---------- Stored rows
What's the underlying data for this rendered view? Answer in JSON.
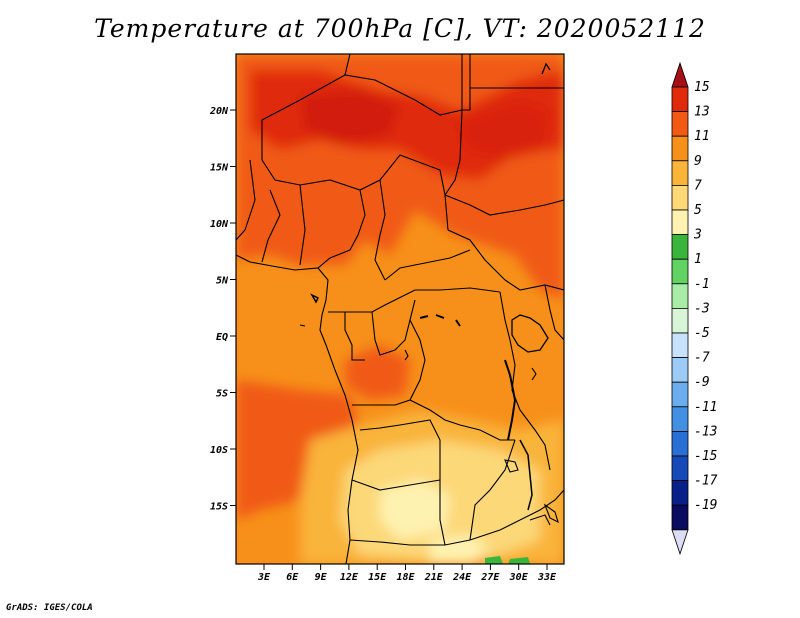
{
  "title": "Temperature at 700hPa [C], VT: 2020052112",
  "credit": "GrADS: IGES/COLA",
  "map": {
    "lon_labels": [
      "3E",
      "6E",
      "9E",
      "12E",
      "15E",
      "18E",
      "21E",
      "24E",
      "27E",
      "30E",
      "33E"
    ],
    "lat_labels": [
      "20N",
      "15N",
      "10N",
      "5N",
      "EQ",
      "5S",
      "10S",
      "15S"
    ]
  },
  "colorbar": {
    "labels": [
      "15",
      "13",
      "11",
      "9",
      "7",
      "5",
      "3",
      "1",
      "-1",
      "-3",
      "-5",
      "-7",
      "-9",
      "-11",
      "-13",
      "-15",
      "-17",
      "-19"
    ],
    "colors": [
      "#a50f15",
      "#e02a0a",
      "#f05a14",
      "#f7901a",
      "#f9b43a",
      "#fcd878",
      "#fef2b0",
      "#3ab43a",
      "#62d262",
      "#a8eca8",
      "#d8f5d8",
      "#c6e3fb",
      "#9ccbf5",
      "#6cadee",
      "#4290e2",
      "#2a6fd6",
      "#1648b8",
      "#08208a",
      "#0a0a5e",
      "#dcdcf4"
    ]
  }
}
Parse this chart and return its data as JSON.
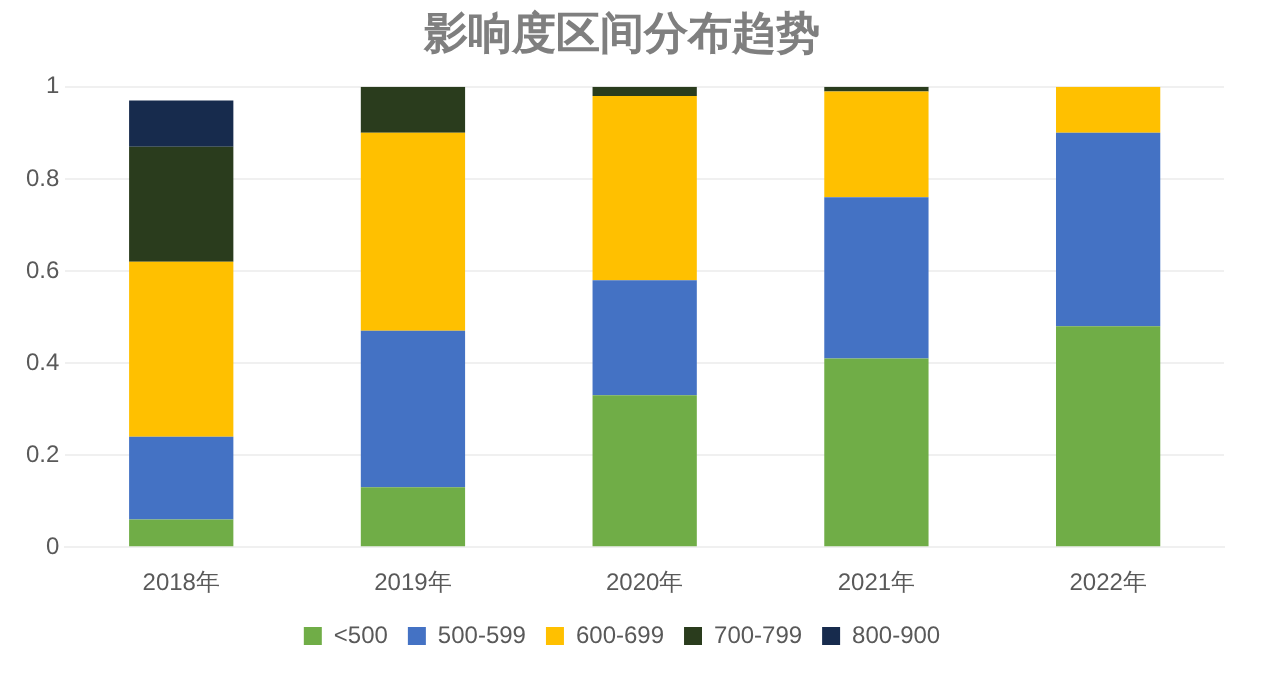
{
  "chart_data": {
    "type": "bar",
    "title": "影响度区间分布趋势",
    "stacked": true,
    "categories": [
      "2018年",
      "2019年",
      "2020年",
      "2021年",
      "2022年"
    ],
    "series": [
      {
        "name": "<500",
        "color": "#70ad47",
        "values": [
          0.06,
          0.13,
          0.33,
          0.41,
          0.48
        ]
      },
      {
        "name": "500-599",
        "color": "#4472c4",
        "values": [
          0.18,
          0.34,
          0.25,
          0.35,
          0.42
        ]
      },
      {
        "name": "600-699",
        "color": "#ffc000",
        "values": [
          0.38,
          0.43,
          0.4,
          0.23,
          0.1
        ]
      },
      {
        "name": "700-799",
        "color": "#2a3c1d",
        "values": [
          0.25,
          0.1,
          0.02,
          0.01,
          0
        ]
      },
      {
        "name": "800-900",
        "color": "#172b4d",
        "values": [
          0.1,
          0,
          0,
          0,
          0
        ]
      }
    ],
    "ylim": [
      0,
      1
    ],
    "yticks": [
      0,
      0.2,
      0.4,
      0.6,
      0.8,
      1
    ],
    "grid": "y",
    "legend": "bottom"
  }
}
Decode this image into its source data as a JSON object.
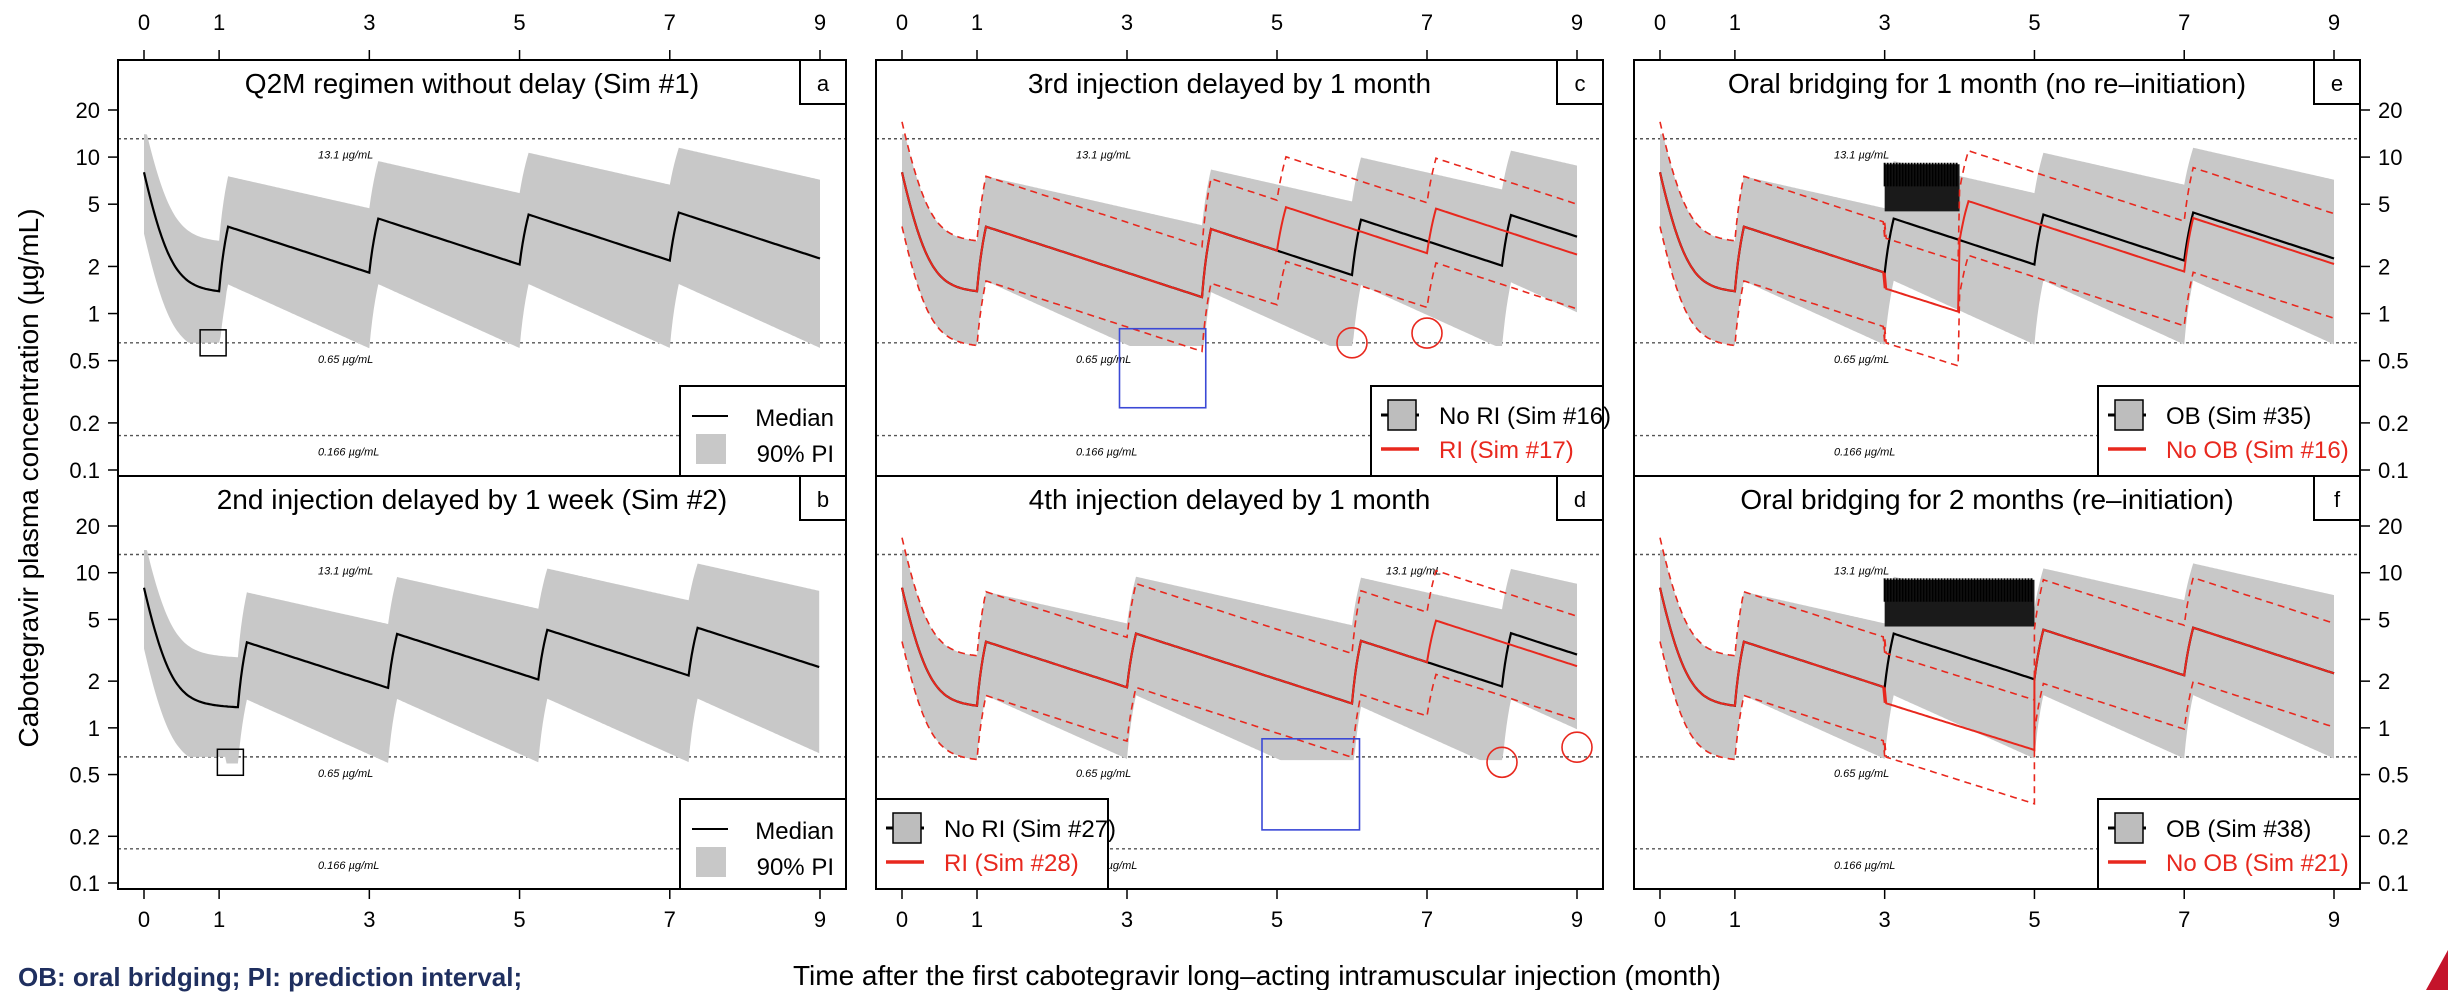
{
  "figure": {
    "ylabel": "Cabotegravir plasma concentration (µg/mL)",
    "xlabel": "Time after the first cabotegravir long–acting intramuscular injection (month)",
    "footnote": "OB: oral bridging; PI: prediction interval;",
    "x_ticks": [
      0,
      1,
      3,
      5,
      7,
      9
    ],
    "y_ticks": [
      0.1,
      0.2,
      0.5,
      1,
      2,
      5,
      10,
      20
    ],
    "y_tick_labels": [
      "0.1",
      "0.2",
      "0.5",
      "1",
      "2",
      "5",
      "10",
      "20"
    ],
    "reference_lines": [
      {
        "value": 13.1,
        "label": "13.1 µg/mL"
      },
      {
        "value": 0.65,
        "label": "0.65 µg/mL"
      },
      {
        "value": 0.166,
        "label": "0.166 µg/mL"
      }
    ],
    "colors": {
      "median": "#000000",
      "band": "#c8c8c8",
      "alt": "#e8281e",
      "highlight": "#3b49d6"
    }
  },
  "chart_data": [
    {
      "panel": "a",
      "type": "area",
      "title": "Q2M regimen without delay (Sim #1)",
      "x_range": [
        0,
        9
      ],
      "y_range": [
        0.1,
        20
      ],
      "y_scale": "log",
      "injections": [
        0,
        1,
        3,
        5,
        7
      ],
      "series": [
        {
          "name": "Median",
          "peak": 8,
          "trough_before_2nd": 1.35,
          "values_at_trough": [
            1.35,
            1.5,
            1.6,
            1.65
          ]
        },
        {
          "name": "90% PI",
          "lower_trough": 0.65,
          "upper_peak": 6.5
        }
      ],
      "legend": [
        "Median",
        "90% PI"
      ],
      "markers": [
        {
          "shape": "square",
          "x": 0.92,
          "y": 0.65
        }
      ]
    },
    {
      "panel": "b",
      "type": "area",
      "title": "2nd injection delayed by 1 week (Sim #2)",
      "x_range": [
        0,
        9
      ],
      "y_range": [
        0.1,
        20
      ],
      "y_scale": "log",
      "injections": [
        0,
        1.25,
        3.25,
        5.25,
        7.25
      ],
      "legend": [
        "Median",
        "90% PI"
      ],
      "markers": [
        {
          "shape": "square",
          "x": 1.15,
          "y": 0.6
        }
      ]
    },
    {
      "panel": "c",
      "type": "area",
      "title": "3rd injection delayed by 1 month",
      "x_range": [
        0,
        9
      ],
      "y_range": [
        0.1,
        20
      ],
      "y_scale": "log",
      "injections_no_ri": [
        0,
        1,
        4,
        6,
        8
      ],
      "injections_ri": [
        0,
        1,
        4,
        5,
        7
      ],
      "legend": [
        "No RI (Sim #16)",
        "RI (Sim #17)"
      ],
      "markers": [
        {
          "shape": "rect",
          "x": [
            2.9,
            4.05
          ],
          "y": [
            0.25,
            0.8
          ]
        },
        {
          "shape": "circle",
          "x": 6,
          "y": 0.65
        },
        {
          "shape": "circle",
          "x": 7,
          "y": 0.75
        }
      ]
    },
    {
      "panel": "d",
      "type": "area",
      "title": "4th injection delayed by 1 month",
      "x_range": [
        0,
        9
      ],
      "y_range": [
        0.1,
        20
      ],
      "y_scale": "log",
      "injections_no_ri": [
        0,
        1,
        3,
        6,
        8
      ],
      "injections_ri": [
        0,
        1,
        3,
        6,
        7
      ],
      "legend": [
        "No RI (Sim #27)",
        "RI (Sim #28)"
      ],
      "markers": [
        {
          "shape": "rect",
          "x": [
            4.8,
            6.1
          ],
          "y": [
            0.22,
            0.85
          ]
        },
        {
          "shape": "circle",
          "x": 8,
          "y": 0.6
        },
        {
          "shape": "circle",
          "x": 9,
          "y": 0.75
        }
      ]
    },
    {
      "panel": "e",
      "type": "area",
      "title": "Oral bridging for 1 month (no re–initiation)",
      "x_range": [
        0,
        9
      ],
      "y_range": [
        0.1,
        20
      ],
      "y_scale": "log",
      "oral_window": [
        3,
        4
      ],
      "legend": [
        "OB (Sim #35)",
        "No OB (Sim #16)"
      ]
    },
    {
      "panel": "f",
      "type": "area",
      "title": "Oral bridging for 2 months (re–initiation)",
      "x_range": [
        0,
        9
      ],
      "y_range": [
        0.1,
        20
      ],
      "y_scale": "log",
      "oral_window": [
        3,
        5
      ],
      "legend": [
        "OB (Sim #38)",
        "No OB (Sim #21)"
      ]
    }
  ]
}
--------------------
- Directive -
From the listing above, pick out every line containing "panel".

- Correct response -
      "panel": "a",
      "panel": "b",
      "panel": "c",
      "panel": "d",
      "panel": "e",
      "panel": "f",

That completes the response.